* start DATASET CONTENT *
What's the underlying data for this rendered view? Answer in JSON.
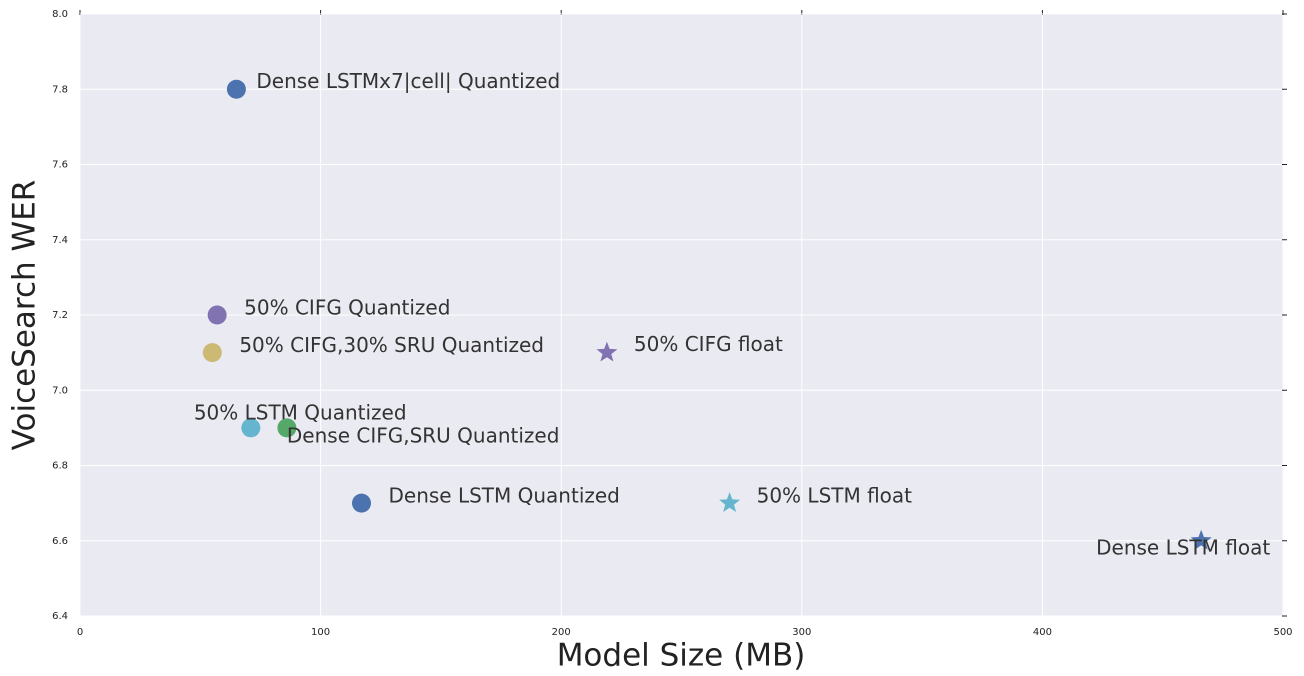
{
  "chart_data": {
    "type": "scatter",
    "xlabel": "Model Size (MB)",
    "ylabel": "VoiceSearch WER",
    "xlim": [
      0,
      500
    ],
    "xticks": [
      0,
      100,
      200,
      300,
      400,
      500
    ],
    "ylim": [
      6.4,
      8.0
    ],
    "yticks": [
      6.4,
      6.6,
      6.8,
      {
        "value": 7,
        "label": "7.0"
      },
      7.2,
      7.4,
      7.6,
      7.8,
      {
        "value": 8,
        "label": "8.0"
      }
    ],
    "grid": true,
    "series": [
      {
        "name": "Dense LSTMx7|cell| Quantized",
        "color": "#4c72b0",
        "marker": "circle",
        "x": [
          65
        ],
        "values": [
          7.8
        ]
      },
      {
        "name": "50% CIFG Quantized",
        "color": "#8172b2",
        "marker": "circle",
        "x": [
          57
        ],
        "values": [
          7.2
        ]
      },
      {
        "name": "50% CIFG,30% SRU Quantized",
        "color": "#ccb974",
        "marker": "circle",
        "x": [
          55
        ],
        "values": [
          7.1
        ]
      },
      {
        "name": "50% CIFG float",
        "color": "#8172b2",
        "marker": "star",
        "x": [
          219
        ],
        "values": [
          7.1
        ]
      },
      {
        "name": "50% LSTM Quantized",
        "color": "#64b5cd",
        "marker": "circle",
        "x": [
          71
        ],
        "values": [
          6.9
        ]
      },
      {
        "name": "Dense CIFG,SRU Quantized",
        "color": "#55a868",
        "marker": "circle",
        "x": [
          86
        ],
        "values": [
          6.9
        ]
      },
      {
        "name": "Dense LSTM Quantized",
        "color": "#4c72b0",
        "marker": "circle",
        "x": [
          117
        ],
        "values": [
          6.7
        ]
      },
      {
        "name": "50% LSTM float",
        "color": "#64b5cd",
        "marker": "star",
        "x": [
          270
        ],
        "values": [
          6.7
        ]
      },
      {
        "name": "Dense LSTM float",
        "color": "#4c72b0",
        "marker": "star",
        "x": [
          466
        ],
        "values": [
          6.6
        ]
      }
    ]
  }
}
* end DATASET CONTENT *
* start DATASET CONTENT *
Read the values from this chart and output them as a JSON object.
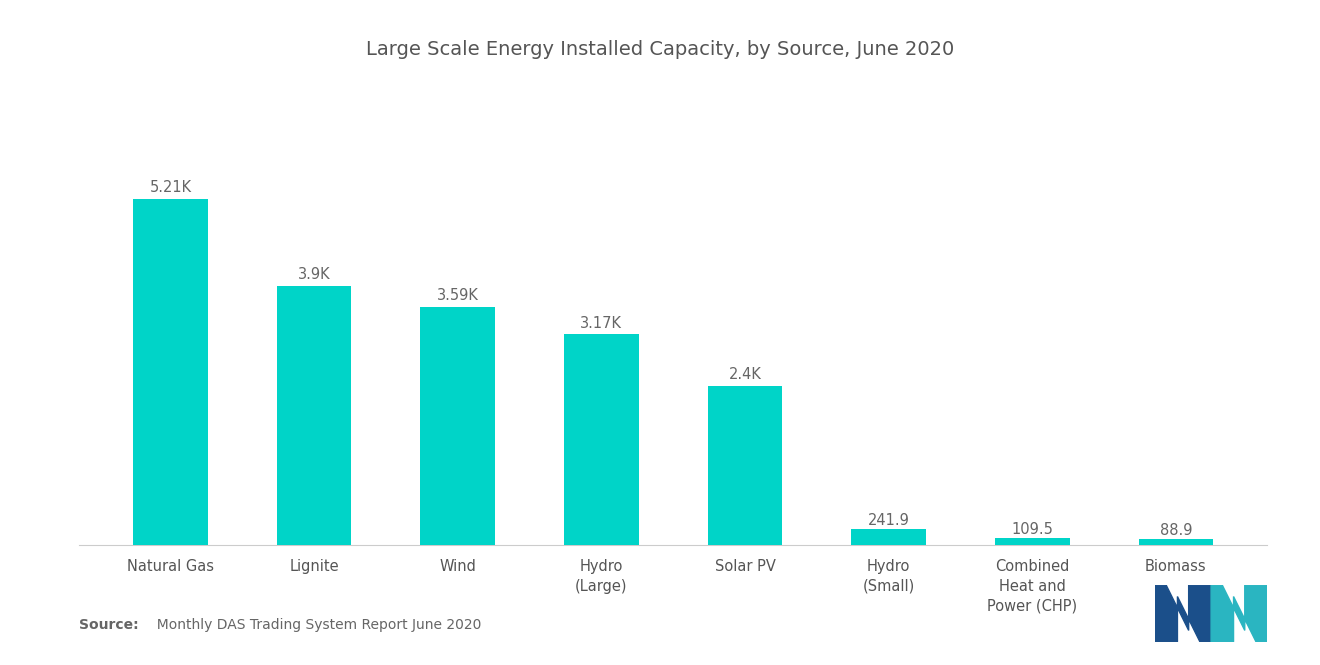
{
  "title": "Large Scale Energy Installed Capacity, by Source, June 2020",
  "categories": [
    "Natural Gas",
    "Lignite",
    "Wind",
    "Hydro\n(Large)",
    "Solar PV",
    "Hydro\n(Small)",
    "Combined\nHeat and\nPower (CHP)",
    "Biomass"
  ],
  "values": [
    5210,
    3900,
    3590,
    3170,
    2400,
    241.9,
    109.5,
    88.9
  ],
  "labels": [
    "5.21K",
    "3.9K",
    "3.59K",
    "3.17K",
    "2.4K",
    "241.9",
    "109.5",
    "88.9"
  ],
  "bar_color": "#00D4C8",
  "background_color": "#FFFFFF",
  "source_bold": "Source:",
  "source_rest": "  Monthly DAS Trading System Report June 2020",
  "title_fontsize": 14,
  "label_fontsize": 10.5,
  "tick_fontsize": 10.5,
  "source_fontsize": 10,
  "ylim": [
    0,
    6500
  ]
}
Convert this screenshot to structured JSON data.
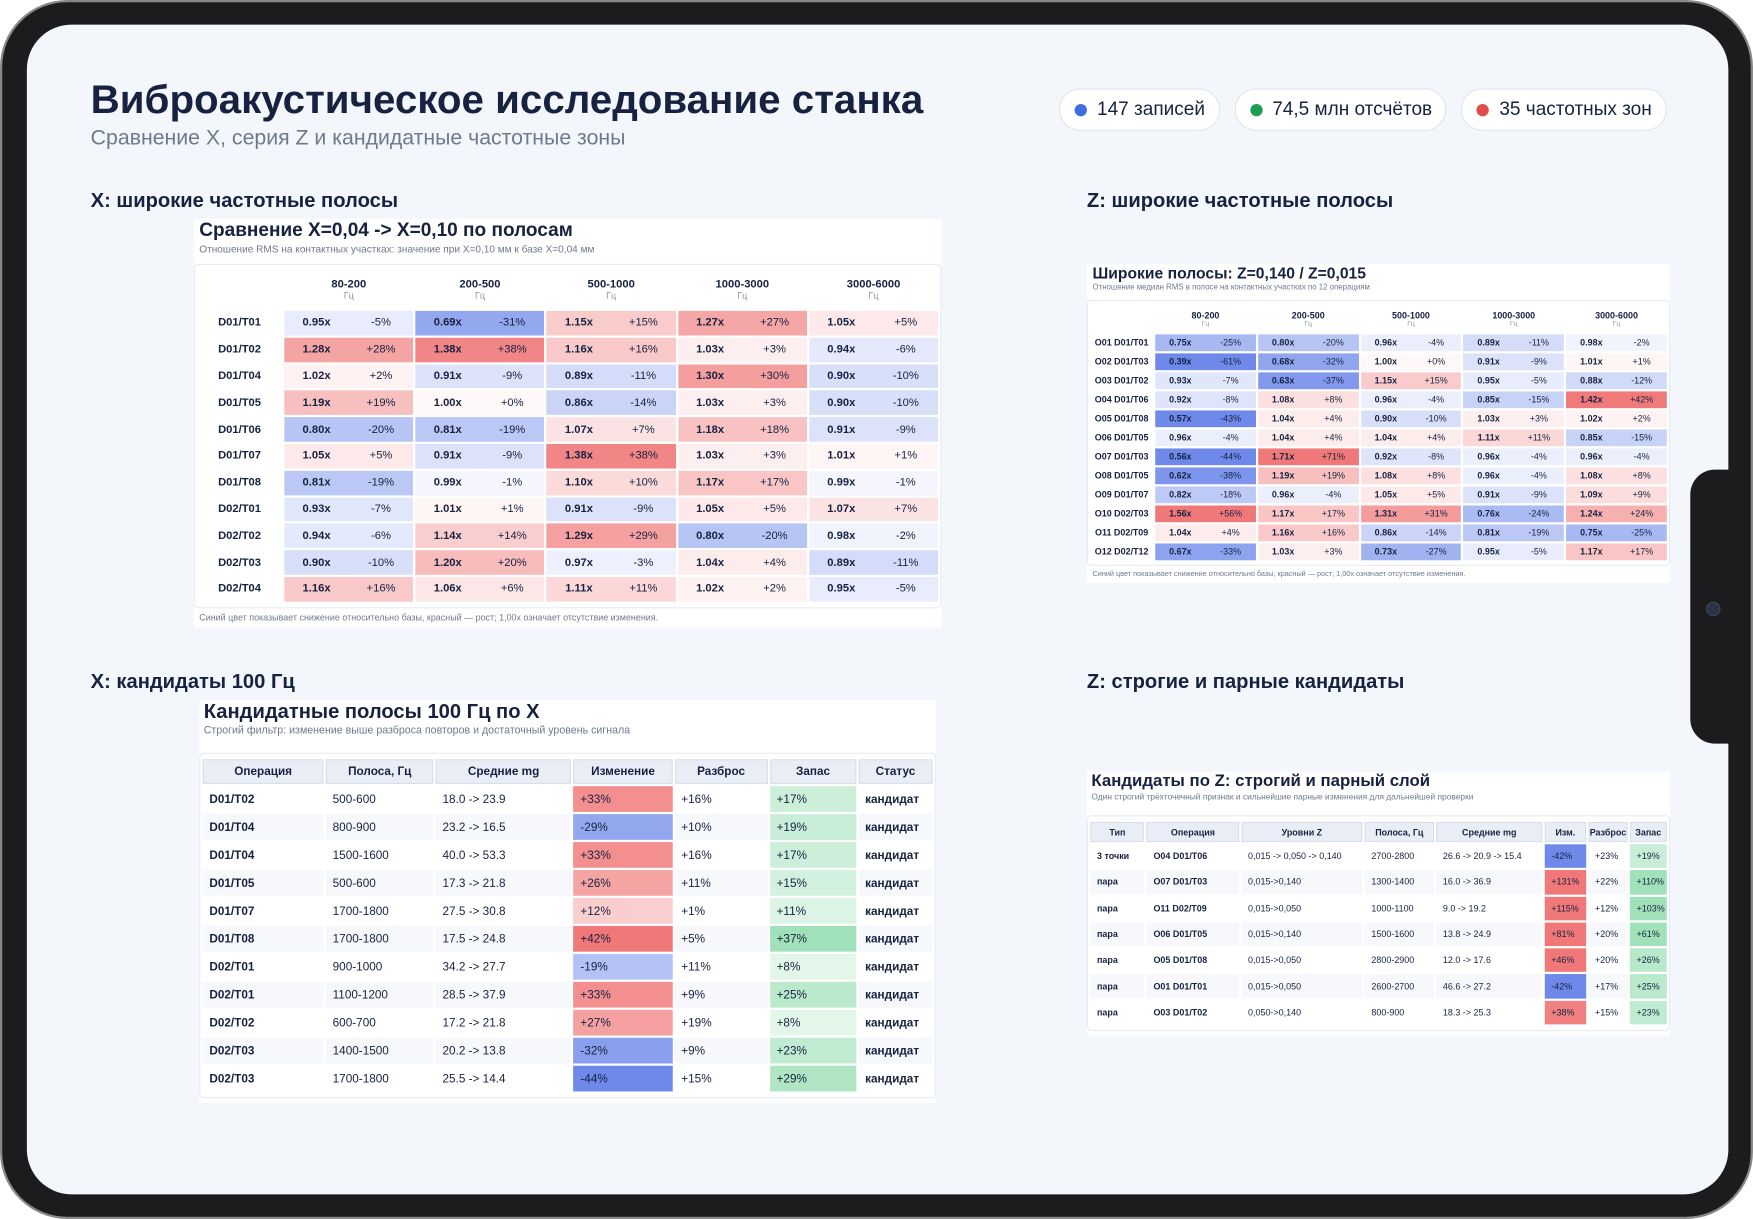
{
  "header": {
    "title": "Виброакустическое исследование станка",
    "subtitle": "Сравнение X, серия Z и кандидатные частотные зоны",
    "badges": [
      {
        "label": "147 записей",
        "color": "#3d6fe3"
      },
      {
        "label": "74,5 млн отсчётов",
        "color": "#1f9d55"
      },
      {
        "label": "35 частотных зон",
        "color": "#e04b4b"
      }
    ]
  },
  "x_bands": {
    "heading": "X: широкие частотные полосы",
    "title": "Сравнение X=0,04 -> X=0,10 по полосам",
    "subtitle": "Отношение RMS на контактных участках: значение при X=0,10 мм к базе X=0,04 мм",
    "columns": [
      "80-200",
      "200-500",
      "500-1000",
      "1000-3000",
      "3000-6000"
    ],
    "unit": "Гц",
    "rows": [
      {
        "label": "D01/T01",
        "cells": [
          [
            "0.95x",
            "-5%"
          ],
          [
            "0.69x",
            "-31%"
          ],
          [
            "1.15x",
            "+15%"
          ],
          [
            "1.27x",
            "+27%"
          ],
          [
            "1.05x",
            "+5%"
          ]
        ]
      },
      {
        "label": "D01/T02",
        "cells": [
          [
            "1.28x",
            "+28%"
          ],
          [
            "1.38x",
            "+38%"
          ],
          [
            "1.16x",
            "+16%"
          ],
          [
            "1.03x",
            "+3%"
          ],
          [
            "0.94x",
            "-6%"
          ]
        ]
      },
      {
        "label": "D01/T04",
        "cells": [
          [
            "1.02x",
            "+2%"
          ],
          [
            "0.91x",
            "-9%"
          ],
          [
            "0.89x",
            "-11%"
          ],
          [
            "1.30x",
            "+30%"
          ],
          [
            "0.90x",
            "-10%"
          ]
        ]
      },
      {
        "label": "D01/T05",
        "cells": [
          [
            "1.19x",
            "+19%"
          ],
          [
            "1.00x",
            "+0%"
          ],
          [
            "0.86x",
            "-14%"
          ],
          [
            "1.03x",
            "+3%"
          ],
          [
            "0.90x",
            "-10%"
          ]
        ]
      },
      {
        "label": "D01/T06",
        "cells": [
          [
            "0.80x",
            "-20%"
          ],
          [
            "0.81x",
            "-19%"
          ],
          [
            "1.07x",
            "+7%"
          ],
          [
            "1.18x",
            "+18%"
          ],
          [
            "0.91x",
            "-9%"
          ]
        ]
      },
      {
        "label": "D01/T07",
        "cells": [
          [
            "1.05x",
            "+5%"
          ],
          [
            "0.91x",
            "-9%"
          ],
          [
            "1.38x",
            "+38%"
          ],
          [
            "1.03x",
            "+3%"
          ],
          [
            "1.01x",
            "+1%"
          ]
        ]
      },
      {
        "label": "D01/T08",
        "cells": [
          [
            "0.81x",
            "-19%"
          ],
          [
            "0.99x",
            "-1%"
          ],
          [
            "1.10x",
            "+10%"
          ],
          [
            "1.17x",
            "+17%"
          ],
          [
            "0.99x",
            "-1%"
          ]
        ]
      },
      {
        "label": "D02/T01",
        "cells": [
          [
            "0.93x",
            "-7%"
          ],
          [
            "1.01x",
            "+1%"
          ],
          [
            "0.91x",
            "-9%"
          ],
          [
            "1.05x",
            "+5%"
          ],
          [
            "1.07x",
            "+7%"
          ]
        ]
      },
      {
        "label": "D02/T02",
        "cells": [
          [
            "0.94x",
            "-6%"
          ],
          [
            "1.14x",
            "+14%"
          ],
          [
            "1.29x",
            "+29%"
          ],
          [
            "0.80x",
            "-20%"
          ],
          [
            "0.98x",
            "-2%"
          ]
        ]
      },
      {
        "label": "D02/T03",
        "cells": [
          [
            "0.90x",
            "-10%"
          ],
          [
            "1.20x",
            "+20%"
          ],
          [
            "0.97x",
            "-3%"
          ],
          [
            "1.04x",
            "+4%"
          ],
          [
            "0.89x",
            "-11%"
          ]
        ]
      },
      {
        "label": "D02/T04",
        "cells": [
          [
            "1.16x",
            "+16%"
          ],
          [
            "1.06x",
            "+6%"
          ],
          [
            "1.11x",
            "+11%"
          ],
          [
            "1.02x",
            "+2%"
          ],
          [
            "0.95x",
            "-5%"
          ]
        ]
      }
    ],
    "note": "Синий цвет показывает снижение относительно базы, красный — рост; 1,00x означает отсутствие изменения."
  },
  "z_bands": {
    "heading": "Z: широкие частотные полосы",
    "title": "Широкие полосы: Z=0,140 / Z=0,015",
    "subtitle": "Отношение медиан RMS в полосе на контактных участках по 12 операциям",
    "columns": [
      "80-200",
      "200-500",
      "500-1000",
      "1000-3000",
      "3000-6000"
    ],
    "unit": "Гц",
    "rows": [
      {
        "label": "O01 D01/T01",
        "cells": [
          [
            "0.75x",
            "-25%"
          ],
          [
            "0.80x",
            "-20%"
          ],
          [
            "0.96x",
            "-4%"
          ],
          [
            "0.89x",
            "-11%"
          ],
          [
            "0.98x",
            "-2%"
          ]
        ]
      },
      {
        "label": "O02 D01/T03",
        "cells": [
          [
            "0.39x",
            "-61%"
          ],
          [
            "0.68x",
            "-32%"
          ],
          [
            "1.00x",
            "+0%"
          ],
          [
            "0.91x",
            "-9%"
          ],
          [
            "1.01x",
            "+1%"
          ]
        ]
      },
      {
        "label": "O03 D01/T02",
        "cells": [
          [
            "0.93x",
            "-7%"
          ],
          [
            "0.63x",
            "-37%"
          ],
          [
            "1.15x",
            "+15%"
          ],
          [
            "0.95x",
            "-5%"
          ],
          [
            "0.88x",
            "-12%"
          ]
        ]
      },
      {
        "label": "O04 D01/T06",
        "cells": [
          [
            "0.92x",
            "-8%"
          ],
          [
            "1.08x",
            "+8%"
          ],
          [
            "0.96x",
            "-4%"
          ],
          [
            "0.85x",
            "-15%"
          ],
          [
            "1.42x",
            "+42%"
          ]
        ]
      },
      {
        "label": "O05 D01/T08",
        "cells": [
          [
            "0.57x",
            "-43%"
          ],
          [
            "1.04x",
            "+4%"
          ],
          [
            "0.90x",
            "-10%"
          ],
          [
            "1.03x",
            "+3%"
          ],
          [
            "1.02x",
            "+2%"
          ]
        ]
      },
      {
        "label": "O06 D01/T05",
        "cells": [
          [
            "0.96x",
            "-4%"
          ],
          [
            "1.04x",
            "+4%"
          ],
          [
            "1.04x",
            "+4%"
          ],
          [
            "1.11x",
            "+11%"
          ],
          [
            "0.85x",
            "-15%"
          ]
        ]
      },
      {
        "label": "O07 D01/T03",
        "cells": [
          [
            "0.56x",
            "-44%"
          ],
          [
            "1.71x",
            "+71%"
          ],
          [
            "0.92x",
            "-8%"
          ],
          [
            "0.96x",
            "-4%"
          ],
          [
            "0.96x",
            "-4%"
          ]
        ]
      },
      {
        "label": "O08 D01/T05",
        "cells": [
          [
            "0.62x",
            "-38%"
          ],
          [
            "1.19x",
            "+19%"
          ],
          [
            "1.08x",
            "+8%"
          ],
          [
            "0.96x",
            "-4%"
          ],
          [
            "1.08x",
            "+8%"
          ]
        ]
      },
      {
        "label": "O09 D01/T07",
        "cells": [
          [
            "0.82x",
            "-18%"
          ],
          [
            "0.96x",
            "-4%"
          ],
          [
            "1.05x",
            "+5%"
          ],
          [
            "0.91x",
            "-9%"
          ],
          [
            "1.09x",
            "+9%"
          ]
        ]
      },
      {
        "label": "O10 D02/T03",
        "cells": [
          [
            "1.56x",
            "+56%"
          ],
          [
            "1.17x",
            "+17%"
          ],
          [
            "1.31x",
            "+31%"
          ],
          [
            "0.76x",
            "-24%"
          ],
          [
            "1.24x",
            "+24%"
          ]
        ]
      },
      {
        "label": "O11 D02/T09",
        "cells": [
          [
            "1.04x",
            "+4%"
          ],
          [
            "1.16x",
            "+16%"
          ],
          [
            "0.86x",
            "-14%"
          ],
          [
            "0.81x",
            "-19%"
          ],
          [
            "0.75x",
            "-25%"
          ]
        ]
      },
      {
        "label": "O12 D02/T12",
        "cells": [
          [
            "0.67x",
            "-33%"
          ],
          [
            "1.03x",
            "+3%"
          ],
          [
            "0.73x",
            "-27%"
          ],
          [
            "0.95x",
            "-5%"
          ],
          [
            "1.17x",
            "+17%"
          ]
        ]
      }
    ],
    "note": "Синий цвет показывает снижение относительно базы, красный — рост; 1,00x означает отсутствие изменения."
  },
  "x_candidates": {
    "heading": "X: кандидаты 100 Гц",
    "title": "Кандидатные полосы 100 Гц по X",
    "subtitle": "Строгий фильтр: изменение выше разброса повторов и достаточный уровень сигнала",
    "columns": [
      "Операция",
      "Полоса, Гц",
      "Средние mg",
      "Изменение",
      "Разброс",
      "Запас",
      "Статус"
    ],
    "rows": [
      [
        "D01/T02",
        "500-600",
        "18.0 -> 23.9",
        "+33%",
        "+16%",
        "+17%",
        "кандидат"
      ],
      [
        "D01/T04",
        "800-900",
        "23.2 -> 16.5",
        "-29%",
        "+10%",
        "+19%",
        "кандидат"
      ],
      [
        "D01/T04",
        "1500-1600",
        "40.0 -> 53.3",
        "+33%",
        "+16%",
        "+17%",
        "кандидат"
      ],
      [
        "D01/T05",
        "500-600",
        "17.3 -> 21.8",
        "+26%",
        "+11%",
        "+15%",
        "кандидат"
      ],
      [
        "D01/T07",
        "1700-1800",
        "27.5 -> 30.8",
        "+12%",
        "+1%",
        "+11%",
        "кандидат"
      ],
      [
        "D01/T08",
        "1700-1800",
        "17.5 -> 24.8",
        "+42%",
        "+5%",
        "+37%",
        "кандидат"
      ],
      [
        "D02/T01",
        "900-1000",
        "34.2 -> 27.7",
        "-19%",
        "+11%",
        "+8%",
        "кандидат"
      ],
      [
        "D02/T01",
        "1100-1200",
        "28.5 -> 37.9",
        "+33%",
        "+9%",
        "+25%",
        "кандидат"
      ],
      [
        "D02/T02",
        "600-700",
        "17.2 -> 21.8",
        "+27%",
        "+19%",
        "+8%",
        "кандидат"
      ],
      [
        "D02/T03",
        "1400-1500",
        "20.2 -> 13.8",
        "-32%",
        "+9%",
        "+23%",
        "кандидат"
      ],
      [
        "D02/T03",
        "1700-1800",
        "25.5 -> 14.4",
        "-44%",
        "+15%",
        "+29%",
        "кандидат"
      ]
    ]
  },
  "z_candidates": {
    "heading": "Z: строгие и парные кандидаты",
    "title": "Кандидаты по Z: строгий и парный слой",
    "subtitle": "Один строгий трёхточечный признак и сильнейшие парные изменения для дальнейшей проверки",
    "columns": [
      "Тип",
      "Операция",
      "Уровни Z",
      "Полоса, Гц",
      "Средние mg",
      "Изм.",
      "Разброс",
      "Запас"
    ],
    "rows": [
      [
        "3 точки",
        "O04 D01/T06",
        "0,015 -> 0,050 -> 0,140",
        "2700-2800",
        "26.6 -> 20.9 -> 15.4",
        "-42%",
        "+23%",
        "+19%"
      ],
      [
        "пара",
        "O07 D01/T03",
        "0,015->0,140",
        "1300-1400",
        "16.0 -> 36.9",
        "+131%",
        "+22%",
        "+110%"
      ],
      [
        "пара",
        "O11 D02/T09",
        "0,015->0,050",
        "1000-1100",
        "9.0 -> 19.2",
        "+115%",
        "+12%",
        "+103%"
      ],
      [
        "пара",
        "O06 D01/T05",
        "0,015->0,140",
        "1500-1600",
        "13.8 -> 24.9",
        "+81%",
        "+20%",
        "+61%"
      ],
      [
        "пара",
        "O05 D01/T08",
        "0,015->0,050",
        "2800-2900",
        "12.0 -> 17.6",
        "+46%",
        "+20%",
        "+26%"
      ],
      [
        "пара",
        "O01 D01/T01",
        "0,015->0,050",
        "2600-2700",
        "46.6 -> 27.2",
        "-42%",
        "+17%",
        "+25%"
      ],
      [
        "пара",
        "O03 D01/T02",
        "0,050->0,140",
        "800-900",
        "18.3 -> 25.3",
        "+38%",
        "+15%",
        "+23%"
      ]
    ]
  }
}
* end DATASET CONTENT *
• _EXERCISE INSTRUCTIONS_:
Gather each line holding the string "JSON".

• _TASK OUTPUT_:
What's the underlying data for this rendered view? Answer in JSON.
Read the values from this chart and output them as a JSON object.
Convert this screenshot to structured JSON data.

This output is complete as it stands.